TASK REQUIREMENTS:
Find every line below that contains the word "annars" and copy it out.

··· DATASET RECORDS

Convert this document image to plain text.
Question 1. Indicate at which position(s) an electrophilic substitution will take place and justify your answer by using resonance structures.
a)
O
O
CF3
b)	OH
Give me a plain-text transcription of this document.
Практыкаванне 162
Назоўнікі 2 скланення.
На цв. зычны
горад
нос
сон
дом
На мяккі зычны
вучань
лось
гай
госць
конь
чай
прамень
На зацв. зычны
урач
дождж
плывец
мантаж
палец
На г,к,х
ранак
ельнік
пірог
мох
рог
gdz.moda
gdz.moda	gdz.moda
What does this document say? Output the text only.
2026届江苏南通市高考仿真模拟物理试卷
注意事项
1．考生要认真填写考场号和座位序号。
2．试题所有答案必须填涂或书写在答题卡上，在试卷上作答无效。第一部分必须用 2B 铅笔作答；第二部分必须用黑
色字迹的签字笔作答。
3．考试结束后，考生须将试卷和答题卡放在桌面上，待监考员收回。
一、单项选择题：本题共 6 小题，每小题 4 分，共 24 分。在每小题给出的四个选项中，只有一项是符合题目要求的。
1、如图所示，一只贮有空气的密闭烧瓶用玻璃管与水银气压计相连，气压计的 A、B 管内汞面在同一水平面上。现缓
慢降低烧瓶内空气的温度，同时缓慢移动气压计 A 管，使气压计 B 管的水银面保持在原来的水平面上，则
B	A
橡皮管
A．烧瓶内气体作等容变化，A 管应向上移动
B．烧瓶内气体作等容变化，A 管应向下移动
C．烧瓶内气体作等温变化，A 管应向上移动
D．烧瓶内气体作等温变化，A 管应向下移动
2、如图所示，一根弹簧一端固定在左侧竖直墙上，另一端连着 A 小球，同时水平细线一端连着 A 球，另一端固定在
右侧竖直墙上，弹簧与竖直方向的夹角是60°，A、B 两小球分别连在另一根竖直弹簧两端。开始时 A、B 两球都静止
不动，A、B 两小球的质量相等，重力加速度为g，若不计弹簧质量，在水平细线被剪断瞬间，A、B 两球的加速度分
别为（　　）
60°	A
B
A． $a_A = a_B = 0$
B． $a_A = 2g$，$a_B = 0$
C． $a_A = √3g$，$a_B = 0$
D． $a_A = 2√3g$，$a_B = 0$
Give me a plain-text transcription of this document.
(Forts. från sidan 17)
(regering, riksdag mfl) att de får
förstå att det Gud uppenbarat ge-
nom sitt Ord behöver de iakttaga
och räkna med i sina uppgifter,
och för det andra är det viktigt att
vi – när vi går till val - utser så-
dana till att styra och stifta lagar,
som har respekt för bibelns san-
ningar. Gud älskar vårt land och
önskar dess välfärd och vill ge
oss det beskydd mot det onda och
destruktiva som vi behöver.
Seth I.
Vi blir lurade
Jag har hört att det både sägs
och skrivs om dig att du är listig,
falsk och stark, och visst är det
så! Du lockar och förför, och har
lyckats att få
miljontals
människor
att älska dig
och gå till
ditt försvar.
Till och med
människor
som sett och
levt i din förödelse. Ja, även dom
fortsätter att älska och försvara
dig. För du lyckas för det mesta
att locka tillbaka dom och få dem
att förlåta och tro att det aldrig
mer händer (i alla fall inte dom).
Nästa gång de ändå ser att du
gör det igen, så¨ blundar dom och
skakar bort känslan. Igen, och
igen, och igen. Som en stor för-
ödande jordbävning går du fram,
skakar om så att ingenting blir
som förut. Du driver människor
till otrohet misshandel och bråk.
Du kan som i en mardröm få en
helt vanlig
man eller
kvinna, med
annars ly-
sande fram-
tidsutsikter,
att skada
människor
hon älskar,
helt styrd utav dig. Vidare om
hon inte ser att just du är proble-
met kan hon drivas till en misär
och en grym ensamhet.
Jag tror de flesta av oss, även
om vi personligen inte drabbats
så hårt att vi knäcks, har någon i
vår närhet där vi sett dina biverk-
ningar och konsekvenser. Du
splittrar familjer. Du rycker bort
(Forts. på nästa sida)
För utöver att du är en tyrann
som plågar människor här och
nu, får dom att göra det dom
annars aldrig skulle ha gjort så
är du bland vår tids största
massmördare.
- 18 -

······

SOLUTION TO THE EXERCISE:
annars ly-
annars aldrig skulle ha gjort så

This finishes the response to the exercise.